GOAL
Answer with one number only: the number of lines that include the word "Debt".

DATASET ROWS
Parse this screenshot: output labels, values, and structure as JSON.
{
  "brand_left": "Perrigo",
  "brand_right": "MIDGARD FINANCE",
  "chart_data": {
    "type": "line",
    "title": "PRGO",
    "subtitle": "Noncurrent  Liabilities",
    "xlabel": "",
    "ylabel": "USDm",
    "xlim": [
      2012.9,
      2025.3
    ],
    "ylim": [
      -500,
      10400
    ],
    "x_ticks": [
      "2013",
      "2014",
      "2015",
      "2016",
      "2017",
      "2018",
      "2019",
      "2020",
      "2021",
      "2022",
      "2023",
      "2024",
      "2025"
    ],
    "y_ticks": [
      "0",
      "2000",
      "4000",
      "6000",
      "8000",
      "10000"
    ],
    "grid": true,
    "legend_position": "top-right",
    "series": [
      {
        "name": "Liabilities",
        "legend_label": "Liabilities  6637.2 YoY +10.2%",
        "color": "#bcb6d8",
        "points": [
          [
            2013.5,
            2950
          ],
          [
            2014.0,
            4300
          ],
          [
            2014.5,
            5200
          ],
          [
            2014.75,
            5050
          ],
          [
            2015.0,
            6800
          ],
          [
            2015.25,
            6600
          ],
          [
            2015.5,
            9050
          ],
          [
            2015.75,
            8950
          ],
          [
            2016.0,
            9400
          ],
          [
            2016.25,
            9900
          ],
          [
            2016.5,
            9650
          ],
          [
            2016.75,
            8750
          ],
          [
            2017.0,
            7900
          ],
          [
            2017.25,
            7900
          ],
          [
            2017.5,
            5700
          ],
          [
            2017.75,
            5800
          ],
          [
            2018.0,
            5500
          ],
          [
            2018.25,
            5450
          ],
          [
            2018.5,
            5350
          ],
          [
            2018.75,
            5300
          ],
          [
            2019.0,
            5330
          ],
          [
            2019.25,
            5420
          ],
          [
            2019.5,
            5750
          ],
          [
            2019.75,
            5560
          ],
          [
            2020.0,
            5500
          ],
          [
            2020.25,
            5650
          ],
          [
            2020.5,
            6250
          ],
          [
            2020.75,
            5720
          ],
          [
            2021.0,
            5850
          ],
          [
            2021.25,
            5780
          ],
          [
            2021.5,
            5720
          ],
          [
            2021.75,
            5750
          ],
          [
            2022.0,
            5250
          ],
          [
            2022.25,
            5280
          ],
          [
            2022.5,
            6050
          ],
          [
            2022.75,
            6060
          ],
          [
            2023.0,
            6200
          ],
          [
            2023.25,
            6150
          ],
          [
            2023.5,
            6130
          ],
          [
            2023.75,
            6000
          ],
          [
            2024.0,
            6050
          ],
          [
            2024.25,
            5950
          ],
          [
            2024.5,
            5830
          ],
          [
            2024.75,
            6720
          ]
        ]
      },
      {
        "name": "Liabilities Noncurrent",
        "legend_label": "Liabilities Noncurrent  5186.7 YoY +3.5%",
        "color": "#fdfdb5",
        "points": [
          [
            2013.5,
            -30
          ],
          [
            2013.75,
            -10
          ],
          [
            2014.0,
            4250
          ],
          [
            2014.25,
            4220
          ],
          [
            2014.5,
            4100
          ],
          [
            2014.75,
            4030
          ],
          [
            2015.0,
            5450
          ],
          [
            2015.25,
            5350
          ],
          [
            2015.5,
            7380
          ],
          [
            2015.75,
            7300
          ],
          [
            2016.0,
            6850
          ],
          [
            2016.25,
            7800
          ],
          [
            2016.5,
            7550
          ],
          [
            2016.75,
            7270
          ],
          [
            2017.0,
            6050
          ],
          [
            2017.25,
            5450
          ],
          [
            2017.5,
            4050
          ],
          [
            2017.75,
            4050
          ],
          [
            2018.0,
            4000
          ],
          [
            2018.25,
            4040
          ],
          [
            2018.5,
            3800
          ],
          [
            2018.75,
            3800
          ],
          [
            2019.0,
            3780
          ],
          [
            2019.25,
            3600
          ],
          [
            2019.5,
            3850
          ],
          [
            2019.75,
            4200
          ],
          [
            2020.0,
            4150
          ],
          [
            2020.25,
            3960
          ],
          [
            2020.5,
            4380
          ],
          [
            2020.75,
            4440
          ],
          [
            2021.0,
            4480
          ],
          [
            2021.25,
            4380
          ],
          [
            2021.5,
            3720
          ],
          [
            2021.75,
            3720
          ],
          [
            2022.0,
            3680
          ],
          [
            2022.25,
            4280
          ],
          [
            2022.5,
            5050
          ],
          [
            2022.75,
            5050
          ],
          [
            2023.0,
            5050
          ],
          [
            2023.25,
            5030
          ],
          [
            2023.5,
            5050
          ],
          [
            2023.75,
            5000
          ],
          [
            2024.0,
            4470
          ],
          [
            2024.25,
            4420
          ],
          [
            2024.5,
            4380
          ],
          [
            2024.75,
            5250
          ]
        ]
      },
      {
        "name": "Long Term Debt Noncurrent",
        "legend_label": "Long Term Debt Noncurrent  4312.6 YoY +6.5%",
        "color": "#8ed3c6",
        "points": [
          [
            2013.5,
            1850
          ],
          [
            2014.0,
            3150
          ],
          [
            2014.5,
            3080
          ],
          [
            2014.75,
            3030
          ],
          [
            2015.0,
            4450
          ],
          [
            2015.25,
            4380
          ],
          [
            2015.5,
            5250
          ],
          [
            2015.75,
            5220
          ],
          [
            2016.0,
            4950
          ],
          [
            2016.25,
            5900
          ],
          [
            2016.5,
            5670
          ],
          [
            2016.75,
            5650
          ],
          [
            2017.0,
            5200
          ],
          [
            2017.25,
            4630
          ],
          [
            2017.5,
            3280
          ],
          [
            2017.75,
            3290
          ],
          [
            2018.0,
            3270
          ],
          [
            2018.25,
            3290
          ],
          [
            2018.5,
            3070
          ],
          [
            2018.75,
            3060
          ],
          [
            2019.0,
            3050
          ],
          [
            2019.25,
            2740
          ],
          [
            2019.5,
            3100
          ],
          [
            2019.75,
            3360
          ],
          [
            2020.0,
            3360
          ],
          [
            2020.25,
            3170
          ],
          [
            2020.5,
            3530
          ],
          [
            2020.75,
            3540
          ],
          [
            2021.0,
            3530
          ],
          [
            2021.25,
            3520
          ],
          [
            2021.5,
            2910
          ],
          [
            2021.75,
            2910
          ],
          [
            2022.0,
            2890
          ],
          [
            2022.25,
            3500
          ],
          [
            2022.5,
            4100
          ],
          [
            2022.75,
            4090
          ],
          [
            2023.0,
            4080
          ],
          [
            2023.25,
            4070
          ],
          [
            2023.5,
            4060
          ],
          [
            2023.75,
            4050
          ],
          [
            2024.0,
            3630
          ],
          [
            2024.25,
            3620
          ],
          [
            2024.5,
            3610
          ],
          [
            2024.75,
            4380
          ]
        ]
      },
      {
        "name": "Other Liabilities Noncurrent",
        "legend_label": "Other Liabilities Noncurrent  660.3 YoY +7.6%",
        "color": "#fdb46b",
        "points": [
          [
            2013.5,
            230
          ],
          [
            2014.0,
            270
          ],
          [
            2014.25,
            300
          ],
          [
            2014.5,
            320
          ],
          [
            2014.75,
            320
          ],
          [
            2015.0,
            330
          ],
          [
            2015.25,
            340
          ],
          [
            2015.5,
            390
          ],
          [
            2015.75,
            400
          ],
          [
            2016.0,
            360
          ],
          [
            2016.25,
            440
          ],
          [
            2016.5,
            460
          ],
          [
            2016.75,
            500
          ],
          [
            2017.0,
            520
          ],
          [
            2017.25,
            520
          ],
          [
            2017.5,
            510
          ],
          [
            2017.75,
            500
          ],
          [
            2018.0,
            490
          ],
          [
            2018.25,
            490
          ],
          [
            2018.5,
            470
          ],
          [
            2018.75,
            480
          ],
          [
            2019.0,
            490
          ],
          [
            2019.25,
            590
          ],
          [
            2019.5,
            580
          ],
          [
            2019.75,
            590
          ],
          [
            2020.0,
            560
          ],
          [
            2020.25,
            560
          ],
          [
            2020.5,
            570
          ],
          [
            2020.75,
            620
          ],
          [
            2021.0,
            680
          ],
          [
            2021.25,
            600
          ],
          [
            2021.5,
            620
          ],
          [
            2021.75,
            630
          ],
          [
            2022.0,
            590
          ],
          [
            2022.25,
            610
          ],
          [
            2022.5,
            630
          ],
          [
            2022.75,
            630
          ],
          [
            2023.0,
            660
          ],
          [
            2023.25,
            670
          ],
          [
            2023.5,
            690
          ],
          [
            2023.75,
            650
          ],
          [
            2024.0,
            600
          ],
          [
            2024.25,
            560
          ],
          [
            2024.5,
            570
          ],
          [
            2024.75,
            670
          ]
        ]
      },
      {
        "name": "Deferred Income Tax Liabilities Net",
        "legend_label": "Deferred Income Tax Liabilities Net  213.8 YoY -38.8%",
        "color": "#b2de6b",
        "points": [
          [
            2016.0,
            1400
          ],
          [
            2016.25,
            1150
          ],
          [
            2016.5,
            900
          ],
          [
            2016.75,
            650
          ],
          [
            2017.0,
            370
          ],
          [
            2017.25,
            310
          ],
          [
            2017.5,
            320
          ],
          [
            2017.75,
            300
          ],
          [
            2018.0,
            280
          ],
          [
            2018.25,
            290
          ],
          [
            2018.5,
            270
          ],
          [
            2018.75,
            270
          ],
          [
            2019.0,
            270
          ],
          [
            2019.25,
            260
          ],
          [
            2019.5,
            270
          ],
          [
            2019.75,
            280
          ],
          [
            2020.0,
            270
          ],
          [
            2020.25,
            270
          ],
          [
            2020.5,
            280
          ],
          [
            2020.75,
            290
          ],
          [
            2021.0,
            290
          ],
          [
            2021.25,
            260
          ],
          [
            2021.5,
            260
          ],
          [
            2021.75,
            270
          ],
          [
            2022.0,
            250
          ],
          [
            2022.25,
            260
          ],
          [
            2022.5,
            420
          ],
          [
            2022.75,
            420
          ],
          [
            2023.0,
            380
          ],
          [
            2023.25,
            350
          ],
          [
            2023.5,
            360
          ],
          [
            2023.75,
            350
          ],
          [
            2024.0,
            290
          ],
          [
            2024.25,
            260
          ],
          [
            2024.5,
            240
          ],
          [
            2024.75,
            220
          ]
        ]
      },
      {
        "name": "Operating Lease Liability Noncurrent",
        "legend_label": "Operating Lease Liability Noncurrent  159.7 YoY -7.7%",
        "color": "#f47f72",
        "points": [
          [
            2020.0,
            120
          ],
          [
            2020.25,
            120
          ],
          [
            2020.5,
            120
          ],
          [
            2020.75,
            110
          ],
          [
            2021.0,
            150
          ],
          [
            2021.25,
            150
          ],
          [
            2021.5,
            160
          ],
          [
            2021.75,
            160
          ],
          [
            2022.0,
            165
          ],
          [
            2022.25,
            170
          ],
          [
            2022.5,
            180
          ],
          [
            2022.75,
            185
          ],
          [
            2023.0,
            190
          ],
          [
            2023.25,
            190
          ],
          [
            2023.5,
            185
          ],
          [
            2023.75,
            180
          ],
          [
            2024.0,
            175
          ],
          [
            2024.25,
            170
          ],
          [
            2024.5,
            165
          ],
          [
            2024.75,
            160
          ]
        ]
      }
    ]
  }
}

TASK SOLUTION
2